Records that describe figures
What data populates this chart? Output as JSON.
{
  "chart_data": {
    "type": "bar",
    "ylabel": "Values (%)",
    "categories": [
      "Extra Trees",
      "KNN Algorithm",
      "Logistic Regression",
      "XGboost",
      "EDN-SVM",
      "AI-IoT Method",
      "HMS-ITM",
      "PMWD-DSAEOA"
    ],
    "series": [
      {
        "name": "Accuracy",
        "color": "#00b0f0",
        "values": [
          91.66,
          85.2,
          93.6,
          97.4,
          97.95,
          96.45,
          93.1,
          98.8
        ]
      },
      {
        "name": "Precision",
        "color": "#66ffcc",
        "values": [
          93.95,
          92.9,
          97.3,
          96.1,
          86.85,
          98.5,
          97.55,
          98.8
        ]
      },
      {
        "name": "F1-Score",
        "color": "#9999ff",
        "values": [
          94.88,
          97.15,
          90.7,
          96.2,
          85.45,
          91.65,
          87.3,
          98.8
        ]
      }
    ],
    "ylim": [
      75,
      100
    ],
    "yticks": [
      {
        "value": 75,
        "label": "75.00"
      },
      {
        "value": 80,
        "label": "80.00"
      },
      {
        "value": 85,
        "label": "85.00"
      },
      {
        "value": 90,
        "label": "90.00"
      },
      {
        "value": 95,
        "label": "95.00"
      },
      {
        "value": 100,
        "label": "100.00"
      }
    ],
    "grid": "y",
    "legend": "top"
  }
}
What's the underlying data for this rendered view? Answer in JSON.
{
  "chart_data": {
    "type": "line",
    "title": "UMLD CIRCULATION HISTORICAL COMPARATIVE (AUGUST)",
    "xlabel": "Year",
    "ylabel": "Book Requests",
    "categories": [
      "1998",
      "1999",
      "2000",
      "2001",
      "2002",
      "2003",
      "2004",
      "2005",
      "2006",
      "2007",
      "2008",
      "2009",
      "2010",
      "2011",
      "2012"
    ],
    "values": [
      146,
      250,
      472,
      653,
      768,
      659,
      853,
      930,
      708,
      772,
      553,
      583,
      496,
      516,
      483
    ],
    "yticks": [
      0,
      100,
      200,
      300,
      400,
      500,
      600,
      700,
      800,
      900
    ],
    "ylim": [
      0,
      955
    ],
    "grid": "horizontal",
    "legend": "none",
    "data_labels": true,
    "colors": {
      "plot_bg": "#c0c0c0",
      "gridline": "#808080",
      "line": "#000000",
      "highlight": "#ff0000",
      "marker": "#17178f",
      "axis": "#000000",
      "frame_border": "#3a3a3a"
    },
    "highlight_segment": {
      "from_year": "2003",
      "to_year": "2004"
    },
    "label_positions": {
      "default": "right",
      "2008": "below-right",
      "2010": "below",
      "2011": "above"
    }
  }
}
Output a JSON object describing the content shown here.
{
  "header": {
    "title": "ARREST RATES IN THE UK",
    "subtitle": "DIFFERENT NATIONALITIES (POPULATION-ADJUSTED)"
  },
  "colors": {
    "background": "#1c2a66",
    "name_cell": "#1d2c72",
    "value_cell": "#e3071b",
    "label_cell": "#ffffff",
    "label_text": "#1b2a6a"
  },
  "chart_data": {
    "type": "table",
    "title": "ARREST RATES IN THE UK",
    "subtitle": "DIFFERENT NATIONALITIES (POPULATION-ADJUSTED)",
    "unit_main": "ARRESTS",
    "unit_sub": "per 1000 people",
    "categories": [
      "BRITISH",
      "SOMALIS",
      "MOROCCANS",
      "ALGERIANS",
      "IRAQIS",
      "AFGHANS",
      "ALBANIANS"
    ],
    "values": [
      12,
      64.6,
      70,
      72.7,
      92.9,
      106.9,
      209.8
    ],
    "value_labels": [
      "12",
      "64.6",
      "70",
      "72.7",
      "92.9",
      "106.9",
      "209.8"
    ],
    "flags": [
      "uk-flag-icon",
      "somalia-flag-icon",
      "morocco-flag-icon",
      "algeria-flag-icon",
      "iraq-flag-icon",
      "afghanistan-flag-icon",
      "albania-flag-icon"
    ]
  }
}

EXERCISE TASK:
From the "Output a JSON" line to the close of the listing, restate each line word for word.

RESULT OF THIS TASK:
Output a JSON object describing the content shown here.
{
  "header": {
    "title": "ARREST RATES IN THE UK",
    "subtitle": "DIFFERENT NATIONALITIES (POPULATION-ADJUSTED)"
  },
  "colors": {
    "background": "#1c2a66",
    "name_cell": "#1d2c72",
    "value_cell": "#e3071b",
    "label_cell": "#ffffff",
    "label_text": "#1b2a6a"
  },
  "chart_data": {
    "type": "table",
    "title": "ARREST RATES IN THE UK",
    "subtitle": "DIFFERENT NATIONALITIES (POPULATION-ADJUSTED)",
    "unit_main": "ARRESTS",
    "unit_sub": "per 1000 people",
    "categories": [
      "BRITISH",
      "SOMALIS",
      "MOROCCANS",
      "ALGERIANS",
      "IRAQIS",
      "AFGHANS",
      "ALBANIANS"
    ],
    "values": [
      12,
      64.6,
      70,
      72.7,
      92.9,
      106.9,
      209.8
    ],
    "value_labels": [
      "12",
      "64.6",
      "70",
      "72.7",
      "92.9",
      "106.9",
      "209.8"
    ],
    "flags": [
      "uk-flag-icon",
      "somalia-flag-icon",
      "morocco-flag-icon",
      "algeria-flag-icon",
      "iraq-flag-icon",
      "afghanistan-flag-icon",
      "albania-flag-icon"
    ]
  }
}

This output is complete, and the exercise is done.